▸ WRITTEN TASK
Extract the full listing verbatim and drop any pictures from your copy.

——

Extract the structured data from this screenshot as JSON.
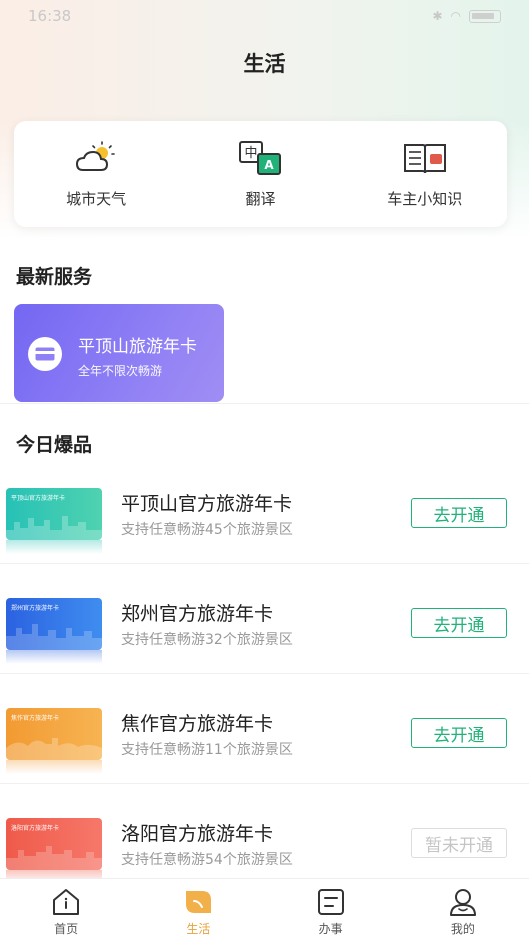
{
  "status_bar": {
    "time": "16:38",
    "battery": "100"
  },
  "page_title": "生活",
  "quick_actions": [
    {
      "label": "城市天气",
      "icon": "weather-icon"
    },
    {
      "label": "翻译",
      "icon": "translate-icon"
    },
    {
      "label": "车主小知识",
      "icon": "book-icon"
    }
  ],
  "sections": {
    "latest": "最新服务",
    "hot": "今日爆品"
  },
  "latest_service": {
    "title": "平顶山旅游年卡",
    "subtitle": "全年不限次畅游",
    "icon": "card-icon"
  },
  "hot_items": [
    {
      "title": "平顶山官方旅游年卡",
      "desc": "支持任意畅游45个旅游景区",
      "action": "去开通",
      "enabled": true,
      "thumb_label": "平顶山官方旅游年卡",
      "thumb_color": "#2fc7b8"
    },
    {
      "title": "郑州官方旅游年卡",
      "desc": "支持任意畅游32个旅游景区",
      "action": "去开通",
      "enabled": true,
      "thumb_label": "郑州官方旅游年卡",
      "thumb_color": "#2f6fe8"
    },
    {
      "title": "焦作官方旅游年卡",
      "desc": "支持任意畅游11个旅游景区",
      "action": "去开通",
      "enabled": true,
      "thumb_label": "焦作官方旅游年卡",
      "thumb_color": "#f5a23c"
    },
    {
      "title": "洛阳官方旅游年卡",
      "desc": "支持任意畅游54个旅游景区",
      "action": "暂未开通",
      "enabled": false,
      "thumb_label": "洛阳官方旅游年卡",
      "thumb_color": "#f2614f"
    }
  ],
  "tabs": [
    {
      "label": "首页",
      "icon": "home-icon",
      "active": false
    },
    {
      "label": "生活",
      "icon": "life-icon",
      "active": true
    },
    {
      "label": "办事",
      "icon": "service-icon",
      "active": false
    },
    {
      "label": "我的",
      "icon": "profile-icon",
      "active": false
    }
  ],
  "colors": {
    "accent_green": "#21b27a",
    "tab_active": "#e8a23a",
    "service_card": "#7467f2"
  }
}
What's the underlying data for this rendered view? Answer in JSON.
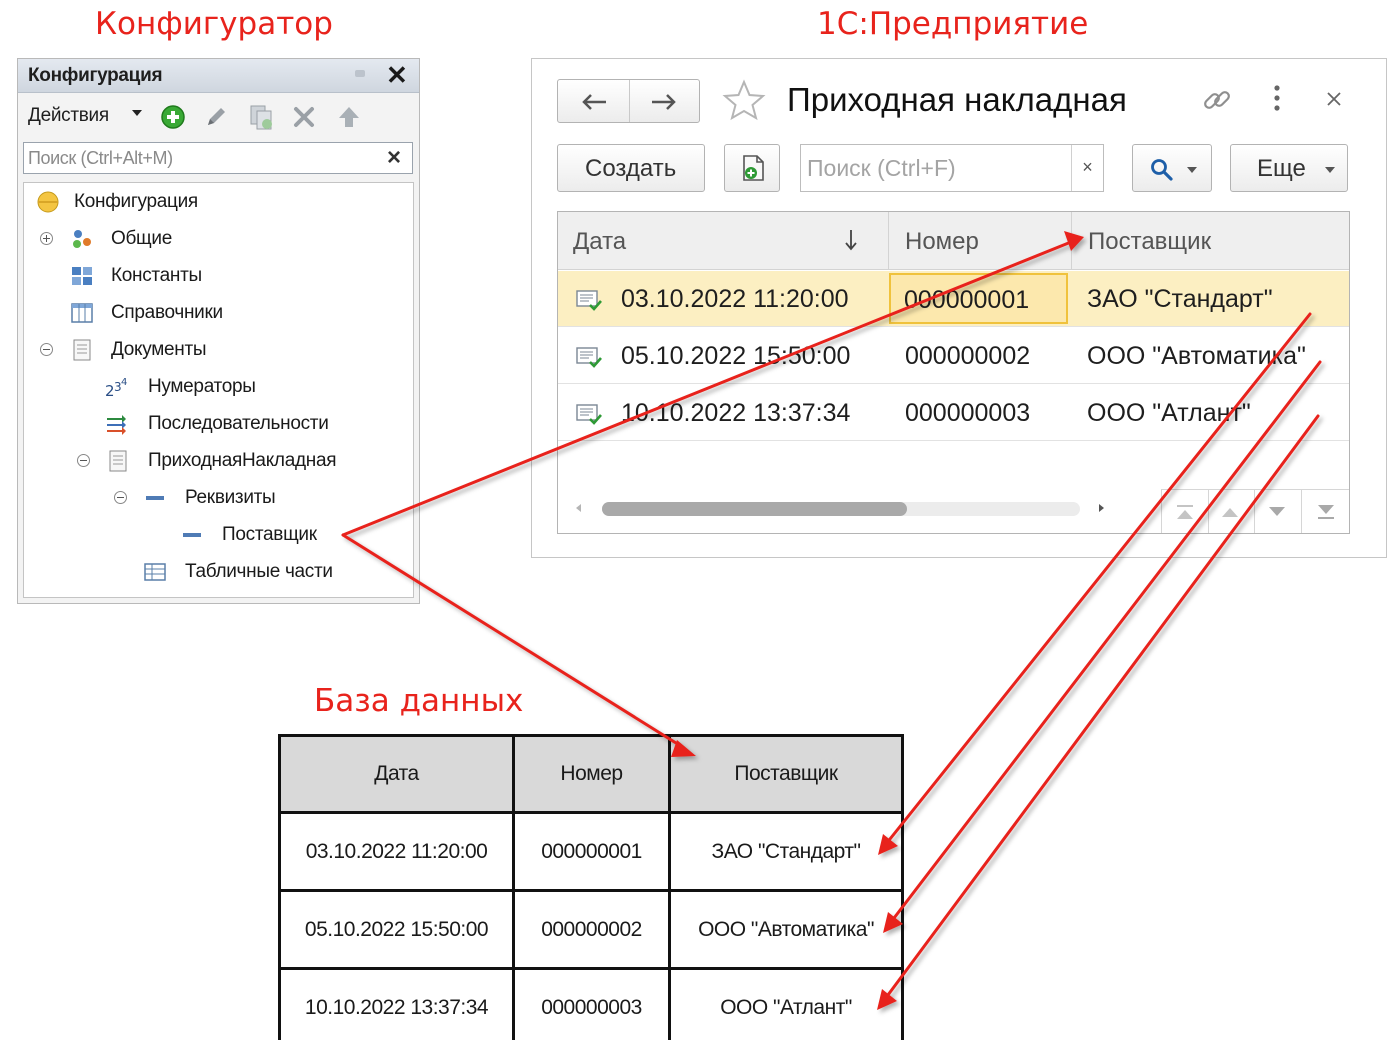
{
  "headings": {
    "configurator": "Конфигуратор",
    "enterprise": "1С:Предприятие",
    "database": "База данных"
  },
  "configurator_panel": {
    "title": "Конфигурация",
    "toolbar": {
      "actions_label": "Действия"
    },
    "search": {
      "placeholder": "Поиск (Ctrl+Alt+M)"
    },
    "tree": [
      "Конфигурация",
      "Общие",
      "Константы",
      "Справочники",
      "Документы",
      "Нумераторы",
      "Последовательности",
      "ПриходнаяНакладная",
      "Реквизиты",
      "Поставщик",
      "Табличные части"
    ]
  },
  "enterprise_window": {
    "title": "Приходная накладная",
    "create_label": "Создать",
    "search_placeholder": "Поиск (Ctrl+F)",
    "clear_label": "×",
    "more_label": "Еще",
    "columns": [
      "Дата",
      "Номер",
      "Поставщик"
    ],
    "rows": [
      {
        "date": "03.10.2022 11:20:00",
        "number": "000000001",
        "supplier": "ЗАО \"Стандарт\""
      },
      {
        "date": "05.10.2022 15:50:00",
        "number": "000000002",
        "supplier": "ООО \"Автоматика\""
      },
      {
        "date": "10.10.2022 13:37:34",
        "number": "000000003",
        "supplier": "ООО \"Атлант\""
      }
    ]
  },
  "database_table": {
    "columns": [
      "Дата",
      "Номер",
      "Поставщик"
    ],
    "rows": [
      [
        "03.10.2022 11:20:00",
        "000000001",
        "ЗАО \"Стандарт\""
      ],
      [
        "05.10.2022 15:50:00",
        "000000002",
        "ООО \"Автоматика\""
      ],
      [
        "10.10.2022 13:37:34",
        "000000003",
        "ООО \"Атлант\""
      ]
    ]
  },
  "colors": {
    "heading": "#e8231c",
    "arrow": "#e8231c",
    "selected_row": "#fcefc2",
    "selected_cell_border": "#f0c23c"
  }
}
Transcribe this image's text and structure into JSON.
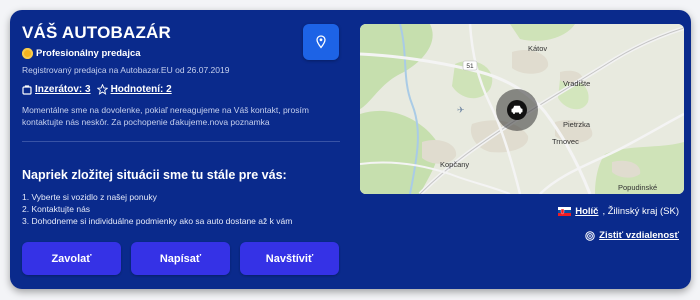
{
  "dealer": {
    "name": "VÁŠ AUTOBAZÁR",
    "badge": "Profesionálny predajca",
    "registered": "Registrovaný predajca na Autobazar.EU od 26.07.2019",
    "listings": "Inzerátov: 3",
    "ratings": "Hodnotení: 2",
    "description": "Momentálne sme na dovolenke, pokiaľ nereagujeme na Váš kontakt, prosím kontaktujte nás neskôr. Za pochopenie ďakujeme.nova poznamka"
  },
  "help": {
    "title": "Napriek zložitej situácii sme tu stále pre vás:",
    "items": [
      "1. Vyberte si vozidlo z našej ponuky",
      "2. Kontaktujte nás",
      "3. Dohodneme si individuálne podmienky ako sa auto dostane až k vám"
    ]
  },
  "buttons": {
    "call": "Zavolať",
    "write": "Napísať",
    "visit": "Navštíviť"
  },
  "map": {
    "labels": {
      "katov": "Kátov",
      "vradiste": "Vradište",
      "pieztrka": "Pietrzka",
      "trnovec": "Trnovec",
      "kopcany": "Kopčany",
      "popudinske": "Popudinské",
      "road": "51"
    }
  },
  "location": {
    "city": "Holíč",
    "region": ", Žilinský kraj (SK)",
    "distance": "Zistiť vzdialenosť"
  },
  "colors": {
    "card": "#0a2a8c",
    "button": "#3532e6",
    "pin_button": "#1d63e6"
  }
}
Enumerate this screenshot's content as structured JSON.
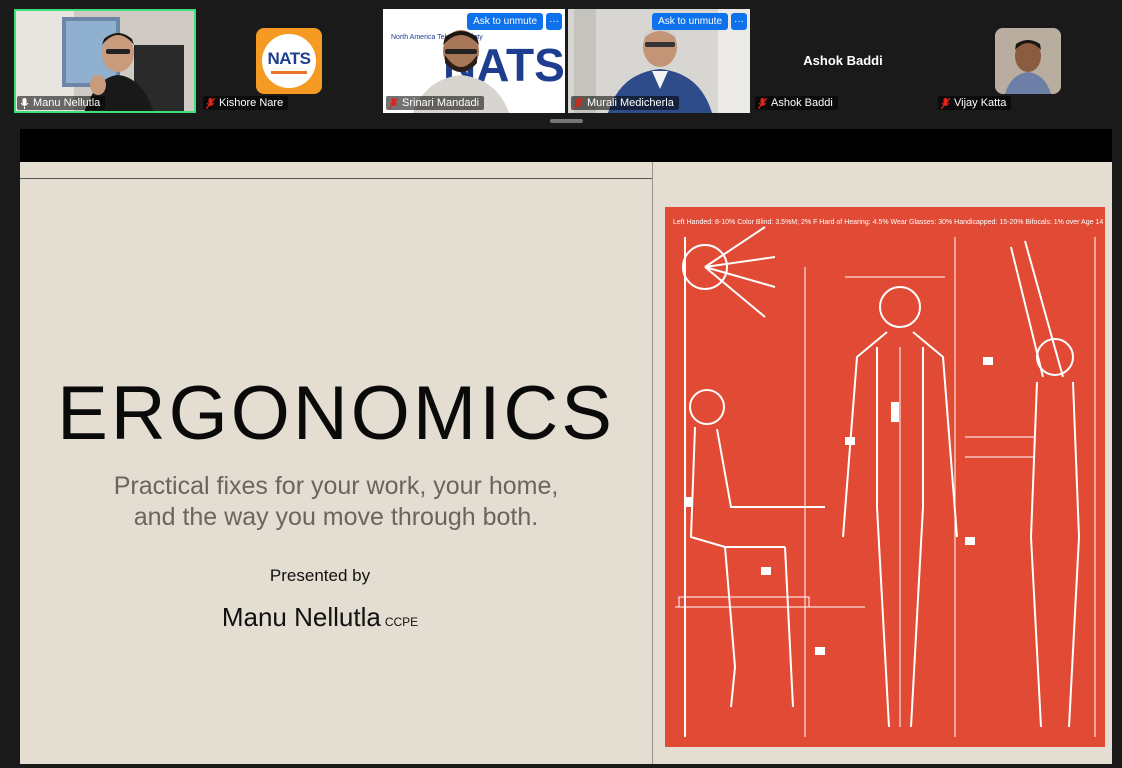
{
  "participants": [
    {
      "name": "Manu Nellutla",
      "muted": false,
      "type": "video"
    },
    {
      "name": "Kishore Nare",
      "muted": true,
      "type": "logo",
      "logo_text": "NATS"
    },
    {
      "name": "Srinari Mandadi",
      "muted": true,
      "type": "video",
      "action": "Ask to unmute",
      "backdrop_text": "NATS",
      "backdrop_caption": "North America Telugu Society"
    },
    {
      "name": "Murali Medicherla",
      "muted": true,
      "type": "video",
      "action": "Ask to unmute"
    },
    {
      "name": "Ashok Baddi",
      "muted": true,
      "type": "name",
      "display_name": "Ashok Baddi"
    },
    {
      "name": "Vijay Katta",
      "muted": true,
      "type": "photo"
    }
  ],
  "more_icon": "···",
  "slide": {
    "title": "ERGONOMICS",
    "subtitle_line1": "Practical fixes for your work, your home,",
    "subtitle_line2": "and the way you move through both.",
    "presented_by": "Presented by",
    "presenter": "Manu Nellutla",
    "credential": "CCPE",
    "diagram_header": "Left Handed: 8-10%   Color Blind: 3.5%M; 2% F   Hard of Hearing: 4.5%   Wear Glasses: 30%   Handicapped: 15-20%   Bifocals: 1% over Age 14"
  },
  "colors": {
    "active_speaker_border": "#3ee07a",
    "unmute_button": "#0e72ed",
    "slide_background": "#e4ddd1",
    "diagram_red": "#e14a34"
  }
}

——

▸ RESULT
Extract the structured data from this screenshot as JSON.
{
  "status_bar": {
    "time": "16:38",
    "battery": "100"
  },
  "page_title": "生活",
  "quick_actions": [
    {
      "label": "城市天气",
      "icon": "weather-icon"
    },
    {
      "label": "翻译",
      "icon": "translate-icon"
    },
    {
      "label": "车主小知识",
      "icon": "book-icon"
    }
  ],
  "sections": {
    "latest": "最新服务",
    "hot": "今日爆品"
  },
  "latest_service": {
    "title": "平顶山旅游年卡",
    "subtitle": "全年不限次畅游",
    "icon": "card-icon"
  },
  "hot_items": [
    {
      "title": "平顶山官方旅游年卡",
      "desc": "支持任意畅游45个旅游景区",
      "action": "去开通",
      "enabled": true,
      "thumb_label": "平顶山官方旅游年卡",
      "thumb_color": "#2fc7b8"
    },
    {
      "title": "郑州官方旅游年卡",
      "desc": "支持任意畅游32个旅游景区",
      "action": "去开通",
      "enabled": true,
      "thumb_label": "郑州官方旅游年卡",
      "thumb_color": "#2f6fe8"
    },
    {
      "title": "焦作官方旅游年卡",
      "desc": "支持任意畅游11个旅游景区",
      "action": "去开通",
      "enabled": true,
      "thumb_label": "焦作官方旅游年卡",
      "thumb_color": "#f5a23c"
    },
    {
      "title": "洛阳官方旅游年卡",
      "desc": "支持任意畅游54个旅游景区",
      "action": "暂未开通",
      "enabled": false,
      "thumb_label": "洛阳官方旅游年卡",
      "thumb_color": "#f2614f"
    }
  ],
  "tabs": [
    {
      "label": "首页",
      "icon": "home-icon",
      "active": false
    },
    {
      "label": "生活",
      "icon": "life-icon",
      "active": true
    },
    {
      "label": "办事",
      "icon": "service-icon",
      "active": false
    },
    {
      "label": "我的",
      "icon": "profile-icon",
      "active": false
    }
  ],
  "colors": {
    "accent_green": "#21b27a",
    "tab_active": "#e8a23a",
    "service_card": "#7467f2"
  }
}
What's the underlying data for this rendered view? Answer in JSON.
{
  "headings": {
    "configurator": "Конфигуратор",
    "enterprise": "1С:Предприятие",
    "database": "База данных"
  },
  "configurator_panel": {
    "title": "Конфигурация",
    "toolbar": {
      "actions_label": "Действия"
    },
    "search": {
      "placeholder": "Поиск (Ctrl+Alt+M)"
    },
    "tree": [
      "Конфигурация",
      "Общие",
      "Константы",
      "Справочники",
      "Документы",
      "Нумераторы",
      "Последовательности",
      "ПриходнаяНакладная",
      "Реквизиты",
      "Поставщик",
      "Табличные части"
    ]
  },
  "enterprise_window": {
    "title": "Приходная накладная",
    "create_label": "Создать",
    "search_placeholder": "Поиск (Ctrl+F)",
    "clear_label": "×",
    "more_label": "Еще",
    "columns": [
      "Дата",
      "Номер",
      "Поставщик"
    ],
    "rows": [
      {
        "date": "03.10.2022 11:20:00",
        "number": "000000001",
        "supplier": "ЗАО \"Стандарт\""
      },
      {
        "date": "05.10.2022 15:50:00",
        "number": "000000002",
        "supplier": "ООО \"Автоматика\""
      },
      {
        "date": "10.10.2022 13:37:34",
        "number": "000000003",
        "supplier": "ООО \"Атлант\""
      }
    ]
  },
  "database_table": {
    "columns": [
      "Дата",
      "Номер",
      "Поставщик"
    ],
    "rows": [
      [
        "03.10.2022 11:20:00",
        "000000001",
        "ЗАО \"Стандарт\""
      ],
      [
        "05.10.2022 15:50:00",
        "000000002",
        "ООО \"Автоматика\""
      ],
      [
        "10.10.2022 13:37:34",
        "000000003",
        "ООО \"Атлант\""
      ]
    ]
  },
  "colors": {
    "heading": "#e8231c",
    "arrow": "#e8231c",
    "selected_row": "#fcefc2",
    "selected_cell_border": "#f0c23c"
  }
}
Transcribe this image's text and structure into JSON.
{
  "dealer": {
    "name": "VÁŠ AUTOBAZÁR",
    "badge": "Profesionálny predajca",
    "registered": "Registrovaný predajca na Autobazar.EU od 26.07.2019",
    "listings": "Inzerátov: 3",
    "ratings": "Hodnotení: 2",
    "description": "Momentálne sme na dovolenke, pokiaľ nereagujeme na Váš kontakt, prosím kontaktujte nás neskôr. Za pochopenie ďakujeme.nova poznamka"
  },
  "help": {
    "title": "Napriek zložitej situácii sme tu stále pre vás:",
    "items": [
      "1. Vyberte si vozidlo z našej ponuky",
      "2. Kontaktujte nás",
      "3. Dohodneme si individuálne podmienky ako sa auto dostane až k vám"
    ]
  },
  "buttons": {
    "call": "Zavolať",
    "write": "Napísať",
    "visit": "Navštíviť"
  },
  "map": {
    "labels": {
      "katov": "Kátov",
      "vradiste": "Vradište",
      "pieztrka": "Pietrzka",
      "trnovec": "Trnovec",
      "kopcany": "Kopčany",
      "popudinske": "Popudinské",
      "road": "51"
    }
  },
  "location": {
    "city": "Holíč",
    "region": ", Žilinský kraj (SK)",
    "distance": "Zistiť vzdialenosť"
  },
  "colors": {
    "card": "#0a2a8c",
    "button": "#3532e6",
    "pin_button": "#1d63e6"
  }
}
Enumerate this screenshot's content as structured JSON.
{
  "participants": [
    {
      "name": "Manu Nellutla",
      "muted": false,
      "type": "video"
    },
    {
      "name": "Kishore Nare",
      "muted": true,
      "type": "logo",
      "logo_text": "NATS"
    },
    {
      "name": "Srinari Mandadi",
      "muted": true,
      "type": "video",
      "action": "Ask to unmute",
      "backdrop_text": "NATS",
      "backdrop_caption": "North America Telugu Society"
    },
    {
      "name": "Murali Medicherla",
      "muted": true,
      "type": "video",
      "action": "Ask to unmute"
    },
    {
      "name": "Ashok Baddi",
      "muted": true,
      "type": "name",
      "display_name": "Ashok Baddi"
    },
    {
      "name": "Vijay Katta",
      "muted": true,
      "type": "photo"
    }
  ],
  "more_icon": "···",
  "slide": {
    "title": "ERGONOMICS",
    "subtitle_line1": "Practical fixes for your work, your home,",
    "subtitle_line2": "and the way you move through both.",
    "presented_by": "Presented by",
    "presenter": "Manu Nellutla",
    "credential": "CCPE",
    "diagram_header": "Left Handed: 8-10%   Color Blind: 3.5%M; 2% F   Hard of Hearing: 4.5%   Wear Glasses: 30%   Handicapped: 15-20%   Bifocals: 1% over Age 14"
  },
  "colors": {
    "active_speaker_border": "#3ee07a",
    "unmute_button": "#0e72ed",
    "slide_background": "#e4ddd1",
    "diagram_red": "#e14a34"
  }
}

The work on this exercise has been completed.